**Testo fornito:**

┌──

Posso confermare anche questo, è un trend che abbiamo visto crescere nel tempo, sia a livello di competenze, sia come approccio verso l’Intelligenza Artificiale. Adesso le persone sanno tecnicamente che cos’è un’AI e come si comporta, quindi hanno la formazione tecnica per utilizzarla, ma sanno anche che deve imparare, che ha bisogno di dati e così via. Questi concetti sono diventati normali.

FRANCESCO:
Da come lo racconti sembra quasi che le persone stiano “giustificando” l’IA…

FEDERICO:
Il software per anni si è basato sulle azioni: se schiaccio un bottone, questo deve compiere un’azione. Fine. Quando poi si è iniziato a parlare di User Interface e di User Experience, il bottone di prima doveva avere determinate caratteristiche estetiche. Adesso stiamo insegnando all’intero software che cosa fare quando viene schiacciato quel bottone. Insomma, non è una giustificazione, è una maturazione: invece di dare i comandi alla macchina, noi la istruiamo. Andando avanti, secondo Deloitte, i fattori più importanti sono la leadership esecutiva, la voglia e il desiderio di cambiamento che ruotano attorno ad una visione di come l’AI verrà usata. E anche questo lo confermo. La leadership deve trasmettere un messaggio positivo. Quindi non deve essere diffidente, ma deve crederci vedendo i risultati e le use case che si moltiplicano giorno per giorno a livello mondiale. Bisogna essere più sicuri in questa direzione. Continua Deloitte, i leader di questo settore aumentano gli investimenti nel cosiddetto “change management”. Sicuramente gli investimenti aumentano di fronte ai risultati certi, mentre diminuiscono quelli nella ricerca di una soluzione utopistica. Se c’è da realizzare una soluzione di object detection, e si vede che nel 99% dei casi funziona, allora siamo tutti tranquilli nell’investire. È una cosa che tre anni fa non era pensabile. Non c’erano né statistiche, né use case validi. Prosegue poi Deloitte: in questo frangente è importante che i leader si facciano carico dell’educazione della forza lavoro, eppure solo una piccola parte dei leader lo fa o offre sistemi più user friendly di collaborazione con l’AI, oppure coinvolge la forza lavoro nel design dell’AI. Anche qui, questo è un fenomeno che è cresciuto nel tempo. Adesso abbiamo anche noi i nostri UI/UX designer – esperti nel disegnare interfacce grafiche -, ma per noi è fondamentale trasmettere il valore del dato dopo che l’Intelligenza Artificiale lo ha elaborato. Quindi, la risposta dell’Intelligenza Artificiale – soprattutto per i modelli predittivi – deve essere intuitiva per l’utilizzatore finale. Abbiamo visto che un lavoro di design a quattro mani dà sicuramente più risultati invece di imporlo dall’alto. Anche noi abbiamo fatto questo passo in avanti e Deloitte ce lo conferma che è la strada giusta.

FRANCESCO:
A questo punto direi che abbiamo concluso la prima parte dedicata ad Investire in cultura e Leadership. Riassumendo: la leadership deve essere cosciente di ciò che fa l’Intelligenza Artificiale e deve culturalmente trasmettere il messaggio alla forza lavoro e coinvolgerla. È un ottimo step verso il successo. La seconda azione, invece, è quella di trasformare l’operazione intesa come cambiare i modelli operativi.

└──

**Segmento di dati:**
┌──

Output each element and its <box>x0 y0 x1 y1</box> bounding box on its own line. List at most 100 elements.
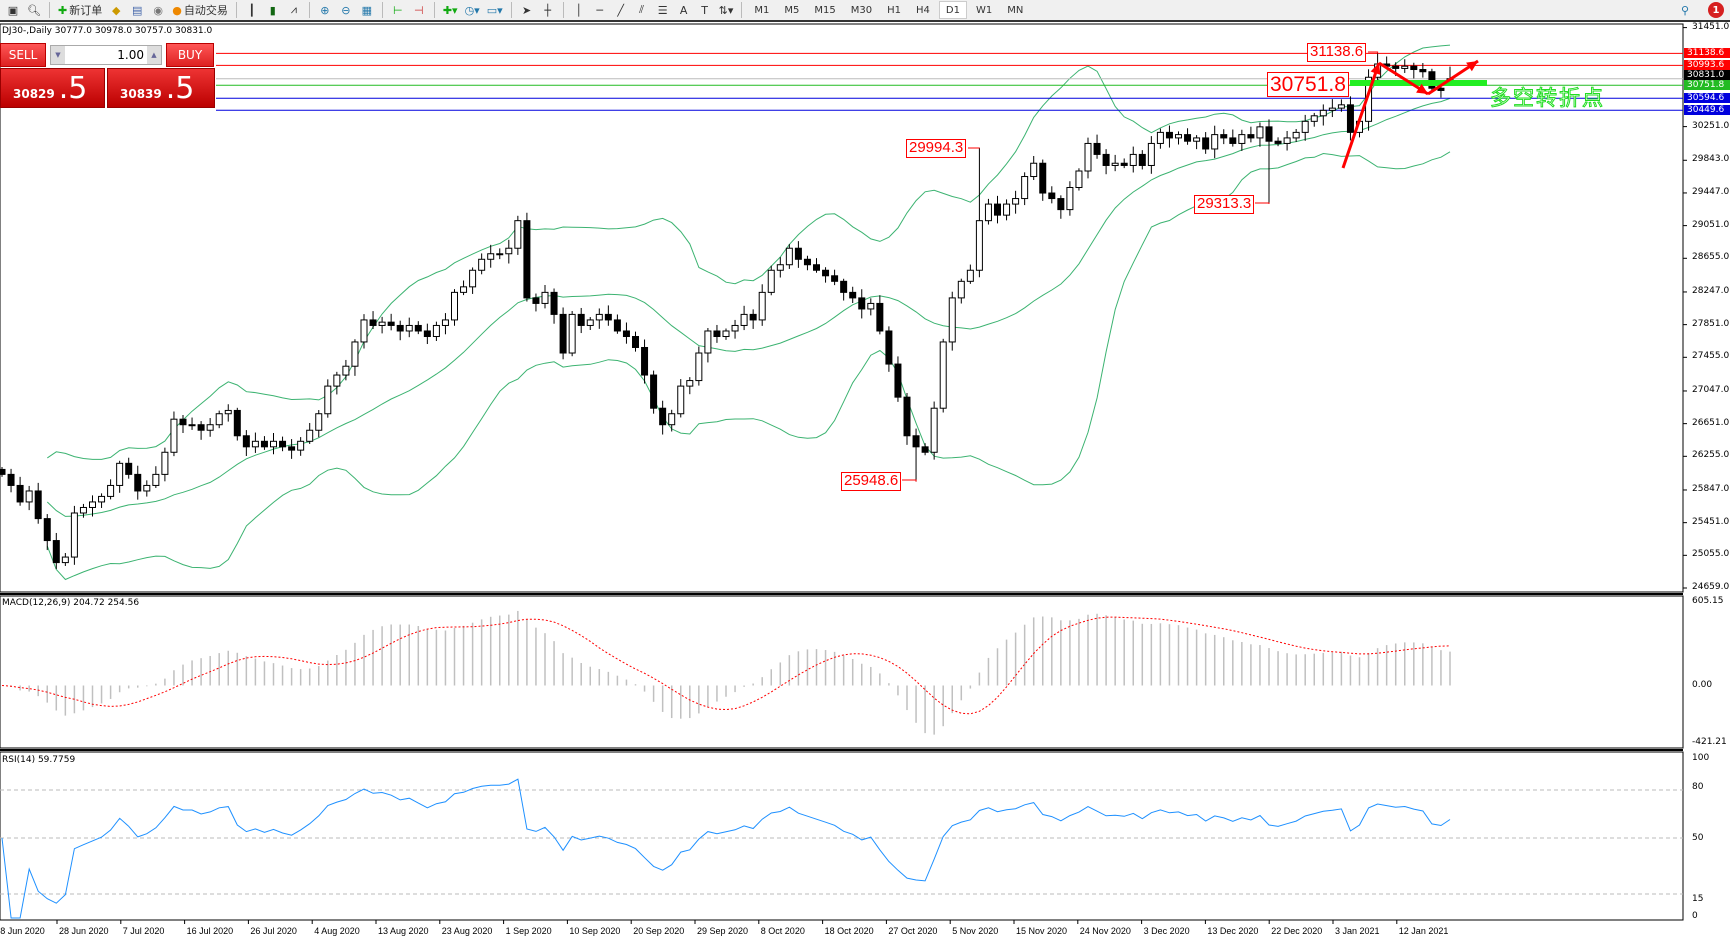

└──

**Esercizi proposti:**
1) Riporta dal dialogo sull'Intelligenza Artificiale tutto il passo che va da "Posso confermare anche" giù fino a "sono diventati normali.".
2) Nel dialogo sull'Intelligenza Artificiale, per quale motivo Federico sostiene che le persone non stanno "giustificando" l'IA? Rispondi con una, due o tre frasi.
3) Continua il dialogo sull'Intelligenza Artificiale dal punto in cui termina.

**Risposte fornite:**
1)
Posso confermare anche questo, è un trend che abbiamo visto crescere nel tempo, sia a livello di competenze, sia come approccio verso l’Intelligenza Artificiale. Adesso le persone sanno tecnicamente che cos’è un’AI e come si comporta, quindi hanno la formazione tecnica per utilizzarla, ma sanno anche che deve imparare, che ha bisogno di dati e così via. Questi concetti sono diventati normali.

2) Secondo Federico non si tratta di una giustificazione ma di una maturazione. Per anni il software si è basato sulle azioni, come un bottone che, se schiacciato, compie un'azione; adesso invece si insegna all'intero software che cosa fare. Invece di dare comandi alla macchina, la si istruisce.

3)
FEDERICO:
Secondo Deloitte, sebbene ci siano delle evidenze che stabilire dei processi chiari e ridefinire i processi sia positivo in termini di business, la maggior parte delle aziende non si sta muovendo in questa direzione. Chiaramente, come riportato più e più volte nel nostro podcast, quando si inserisce un software di Intelligenza Artificiale in azienda, alcune dinamiche cambiano, che siano essi i tempi o il modo di lavorare. È chiaro che c’è una percezione sempre maggiore di questo cambiamento, ma nel momento in cui si chiede di risolvere un determinato problema, non è più così chiaro. Quindi c’è un’evoluzione del cambiamento dei flussi di lavoro anche durante il progetto, perché si lavora a quattro mani con il cliente. Bisogna entrare nel suo settore, nelle sue competenze per creare un’AI che risponda alle sue esigenze e sia esperta del suo settore. Quindi, sicuramente questo è uno dei punti che affrontiamo spesso nei nostri progetti. Andando avanti, chi ottiene successo:

(1) Traccia il ROI ottenuto dal modello. Questo lo facciamo anche noi per informazione interna. Spesso abbiamo delle ROI tracciate a livello di log o di KPI raccolte per vedere il modello che cresce nel tempo, ma anche i risultati che dà il modello, quindi per noi stessi, per avvalorare il dataset o per evidenziare i bias.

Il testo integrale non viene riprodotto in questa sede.